◆ Set exercise ◆
What number of lines hold the word "this"? State that number and nothing besides.

[Dataset items]
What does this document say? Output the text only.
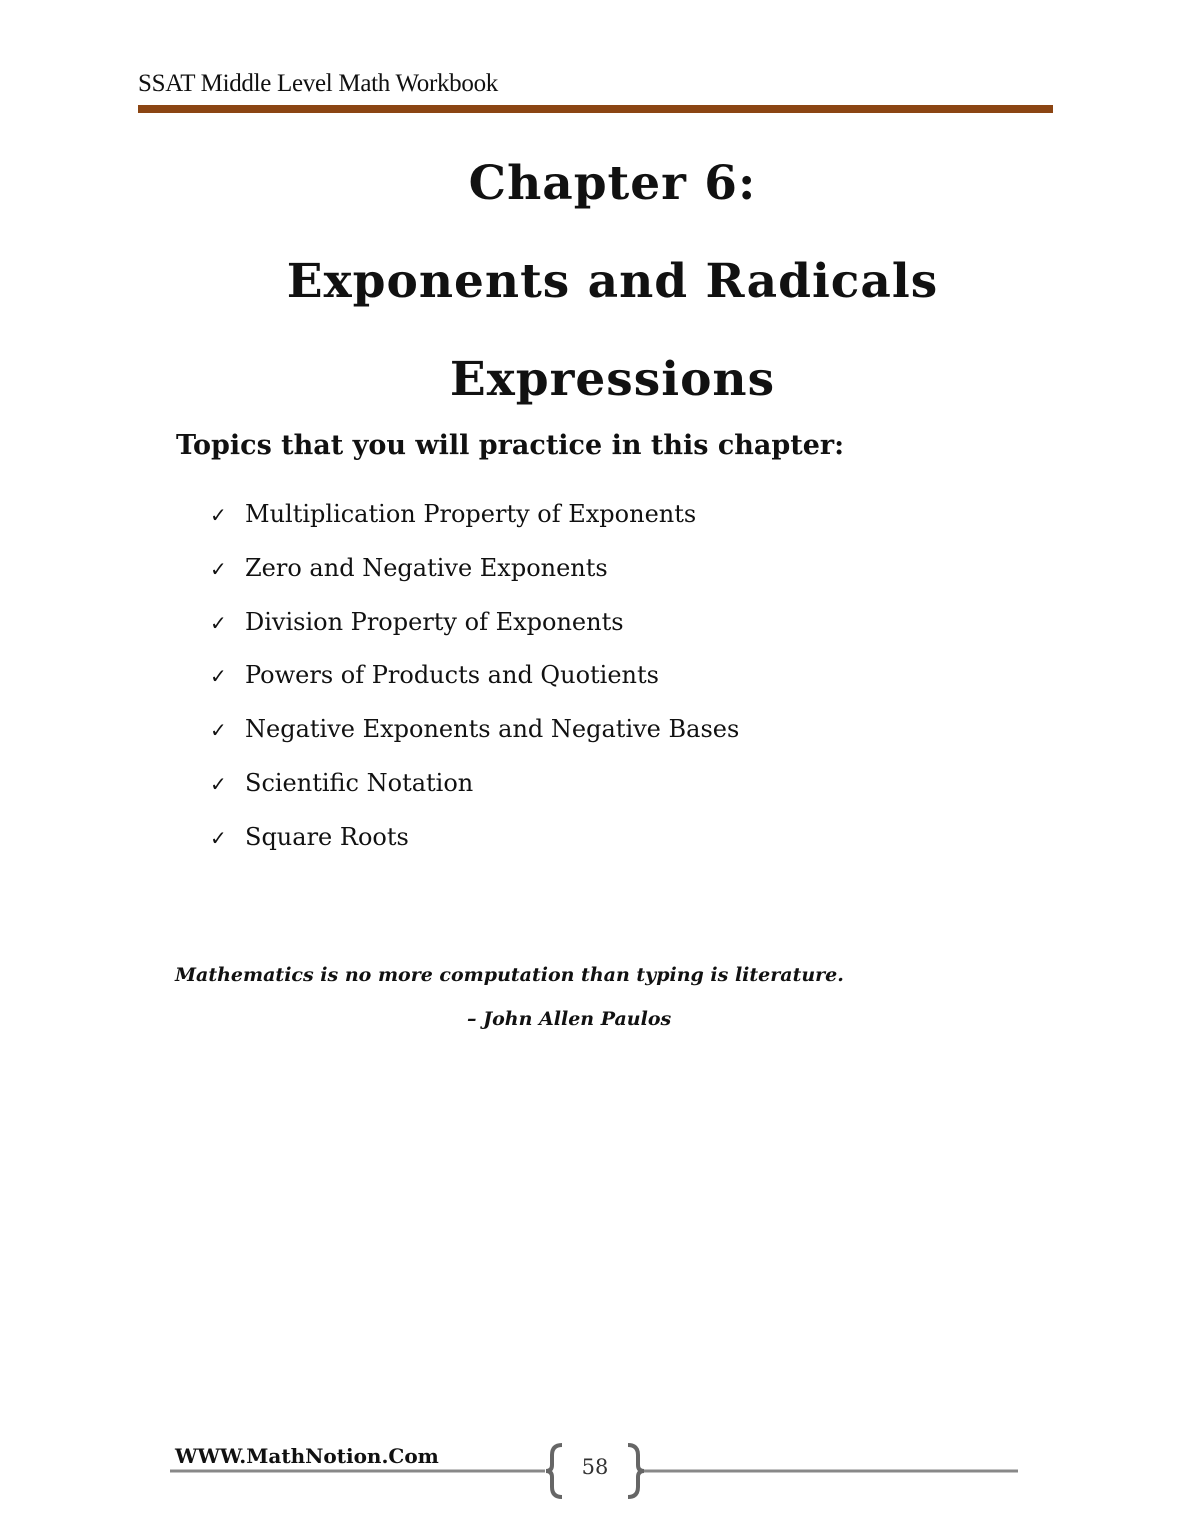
SSAT Middle Level Math Workbook
Chapter 6:
Exponents and Radicals
Expressions
Topics that you will practice in this chapter:
✓ Multiplication Property of Exponents
✓ Zero and Negative Exponents
✓ Division Property of Exponents
✓ Powers of Products and Quotients
✓ Negative Exponents and Negative Bases
✓ Scientific Notation
✓ Square Roots

Mathematics is no more computation than typing is literature.

– John Allen Paulos
WWW.MathNotion.Com	58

◆ Written response ◆
2